• **What to work on**
Identify and reproduce every line holding the string "this".

• **Provided data**
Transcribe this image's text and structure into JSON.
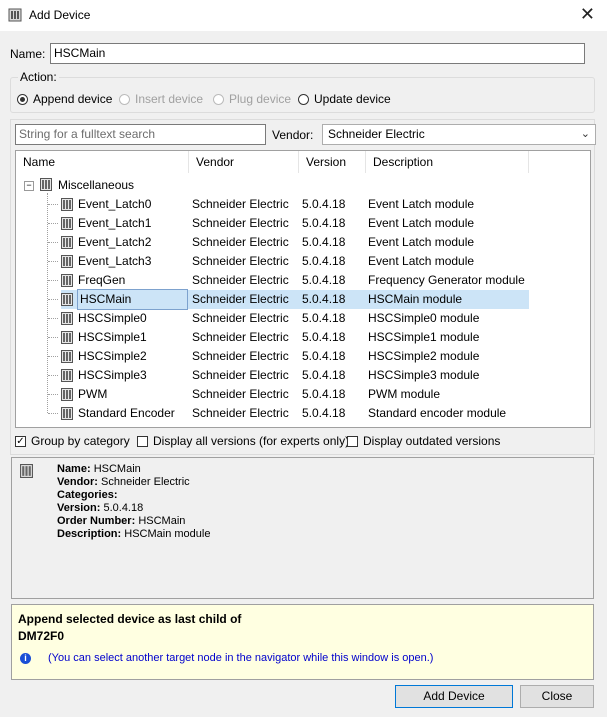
{
  "window": {
    "title": "Add Device",
    "icon": "device-icon",
    "close_icon": "close-icon"
  },
  "name_field": {
    "label": "Name:",
    "value": "HSCMain"
  },
  "action": {
    "legend": "Action:",
    "options": [
      {
        "label": "Append device",
        "selected": true,
        "enabled": true
      },
      {
        "label": "Insert device",
        "selected": false,
        "enabled": false
      },
      {
        "label": "Plug device",
        "selected": false,
        "enabled": false
      },
      {
        "label": "Update device",
        "selected": false,
        "enabled": true
      }
    ]
  },
  "search": {
    "placeholder": "String for a fulltext search",
    "value": ""
  },
  "vendor": {
    "label": "Vendor:",
    "selected": "Schneider Electric"
  },
  "table": {
    "columns": [
      "Name",
      "Vendor",
      "Version",
      "Description"
    ],
    "category": "Miscellaneous",
    "rows": [
      {
        "name": "Event_Latch0",
        "vendor": "Schneider Electric",
        "version": "5.0.4.18",
        "description": "Event Latch module",
        "selected": false
      },
      {
        "name": "Event_Latch1",
        "vendor": "Schneider Electric",
        "version": "5.0.4.18",
        "description": "Event Latch module",
        "selected": false
      },
      {
        "name": "Event_Latch2",
        "vendor": "Schneider Electric",
        "version": "5.0.4.18",
        "description": "Event Latch module",
        "selected": false
      },
      {
        "name": "Event_Latch3",
        "vendor": "Schneider Electric",
        "version": "5.0.4.18",
        "description": "Event Latch module",
        "selected": false
      },
      {
        "name": "FreqGen",
        "vendor": "Schneider Electric",
        "version": "5.0.4.18",
        "description": "Frequency Generator module",
        "selected": false
      },
      {
        "name": "HSCMain",
        "vendor": "Schneider Electric",
        "version": "5.0.4.18",
        "description": "HSCMain module",
        "selected": true
      },
      {
        "name": "HSCSimple0",
        "vendor": "Schneider Electric",
        "version": "5.0.4.18",
        "description": "HSCSimple0 module",
        "selected": false
      },
      {
        "name": "HSCSimple1",
        "vendor": "Schneider Electric",
        "version": "5.0.4.18",
        "description": "HSCSimple1 module",
        "selected": false
      },
      {
        "name": "HSCSimple2",
        "vendor": "Schneider Electric",
        "version": "5.0.4.18",
        "description": "HSCSimple2 module",
        "selected": false
      },
      {
        "name": "HSCSimple3",
        "vendor": "Schneider Electric",
        "version": "5.0.4.18",
        "description": "HSCSimple3 module",
        "selected": false
      },
      {
        "name": "PWM",
        "vendor": "Schneider Electric",
        "version": "5.0.4.18",
        "description": "PWM module",
        "selected": false
      },
      {
        "name": "Standard Encoder",
        "vendor": "Schneider Electric",
        "version": "5.0.4.18",
        "description": "Standard encoder module",
        "selected": false
      }
    ]
  },
  "options": {
    "group_by_category": {
      "label": "Group by category",
      "checked": true
    },
    "display_all_versions": {
      "label": "Display all versions (for experts only)",
      "checked": false
    },
    "display_outdated": {
      "label": "Display outdated versions",
      "checked": false
    }
  },
  "info": {
    "name_label": "Name:",
    "name_value": "HSCMain",
    "vendor_label": "Vendor:",
    "vendor_value": "Schneider Electric",
    "categories_label": "Categories:",
    "categories_value": "",
    "version_label": "Version:",
    "version_value": "5.0.4.18",
    "order_label": "Order Number:",
    "order_value": "HSCMain",
    "description_label": "Description:",
    "description_value": "HSCMain module"
  },
  "target": {
    "line1": "Append selected device as last child of",
    "line2": "DM72F0",
    "hint": "(You can select another target node in the navigator while this window is open.)"
  },
  "buttons": {
    "add": "Add Device",
    "close": "Close"
  },
  "colors": {
    "selection": "#cce4f7",
    "hint_text": "#0000cc",
    "target_bg": "#ffffe1"
  }
}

• **The response**
Transcribe this image's text and structure into JSON.
    "hint": "(You can select another target node in the navigator while this window is open.)"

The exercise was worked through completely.